*Exercise directions*.
Select from the data all lines with the word "Woods".

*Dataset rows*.
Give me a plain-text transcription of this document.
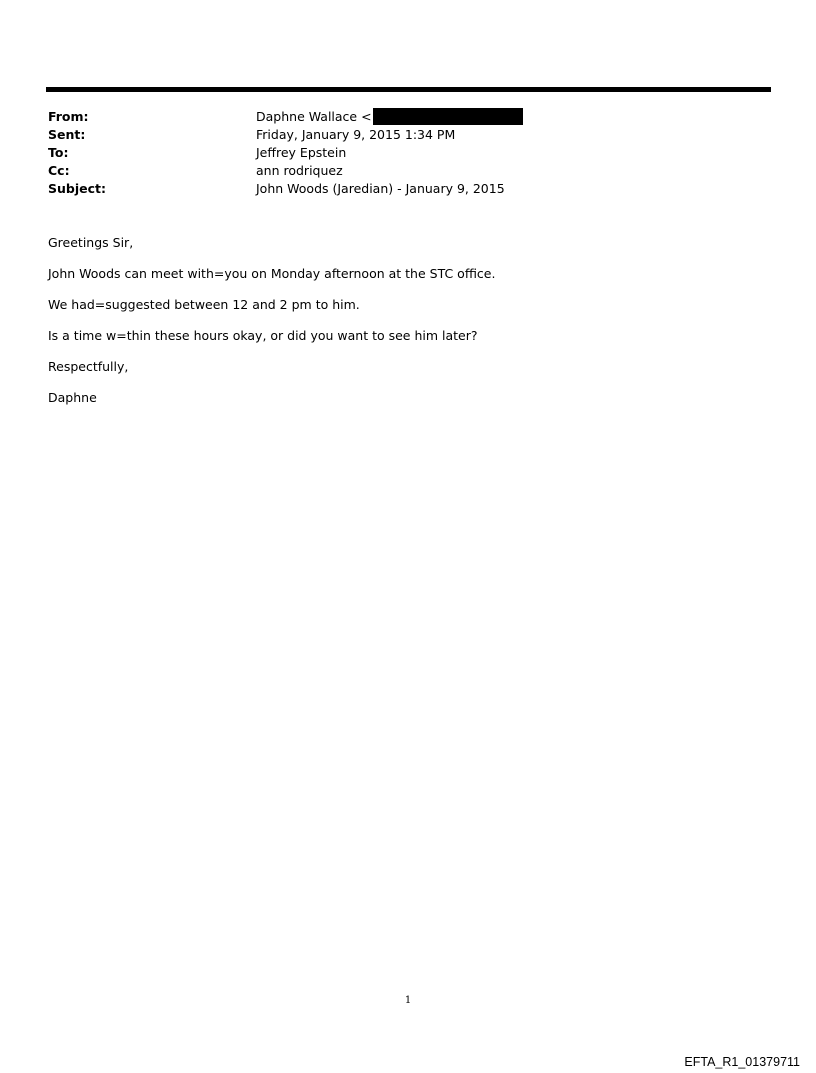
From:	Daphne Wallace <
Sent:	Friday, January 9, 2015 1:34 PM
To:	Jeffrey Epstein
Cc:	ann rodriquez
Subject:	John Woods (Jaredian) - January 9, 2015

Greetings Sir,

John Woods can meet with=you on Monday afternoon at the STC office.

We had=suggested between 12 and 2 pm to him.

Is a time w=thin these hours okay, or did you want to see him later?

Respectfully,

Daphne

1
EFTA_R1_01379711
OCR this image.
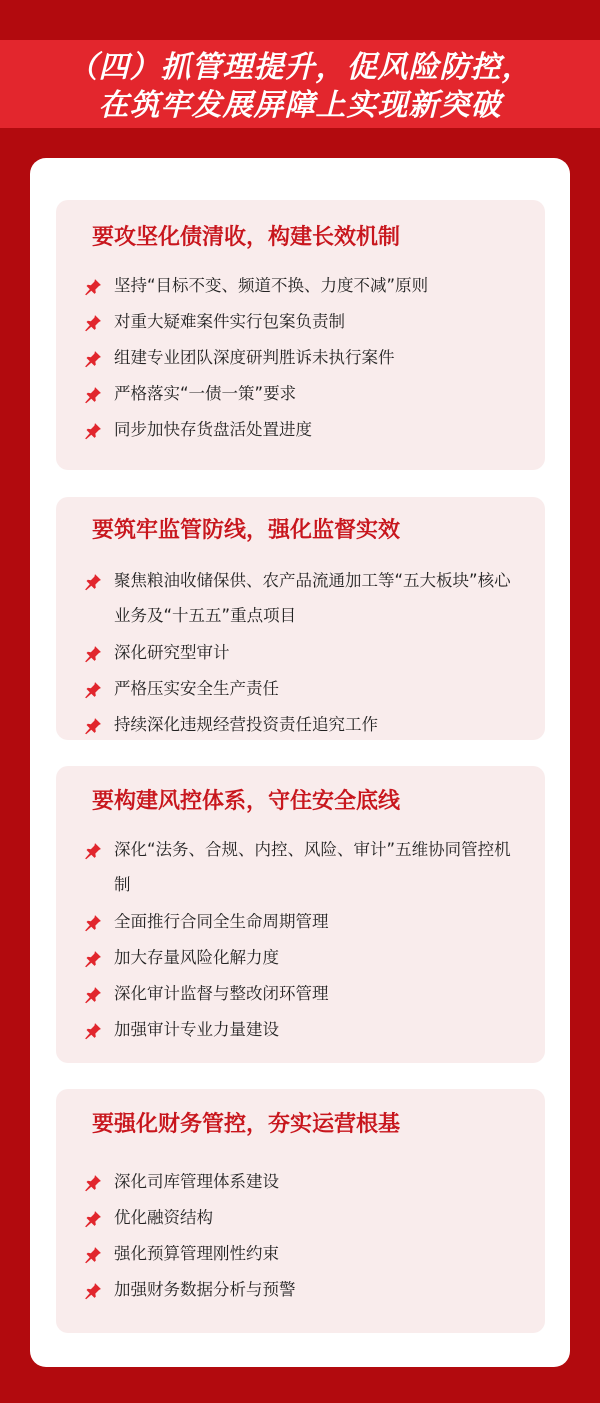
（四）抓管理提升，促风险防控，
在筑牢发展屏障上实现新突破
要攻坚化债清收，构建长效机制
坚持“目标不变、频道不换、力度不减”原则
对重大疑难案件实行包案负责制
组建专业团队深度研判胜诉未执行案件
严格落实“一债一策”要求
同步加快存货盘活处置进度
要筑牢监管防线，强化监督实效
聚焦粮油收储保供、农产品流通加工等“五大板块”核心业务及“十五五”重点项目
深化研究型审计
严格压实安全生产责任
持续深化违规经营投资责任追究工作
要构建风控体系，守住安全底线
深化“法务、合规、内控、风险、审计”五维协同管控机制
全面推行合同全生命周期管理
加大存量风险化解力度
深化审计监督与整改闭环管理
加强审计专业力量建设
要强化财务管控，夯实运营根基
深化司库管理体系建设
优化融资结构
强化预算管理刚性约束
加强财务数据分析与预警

*Answer for this exercise*.
Subject:	John Woods (Jaredian) - January 9, 2015
John Woods can meet with=you on Monday afternoon at the STC office.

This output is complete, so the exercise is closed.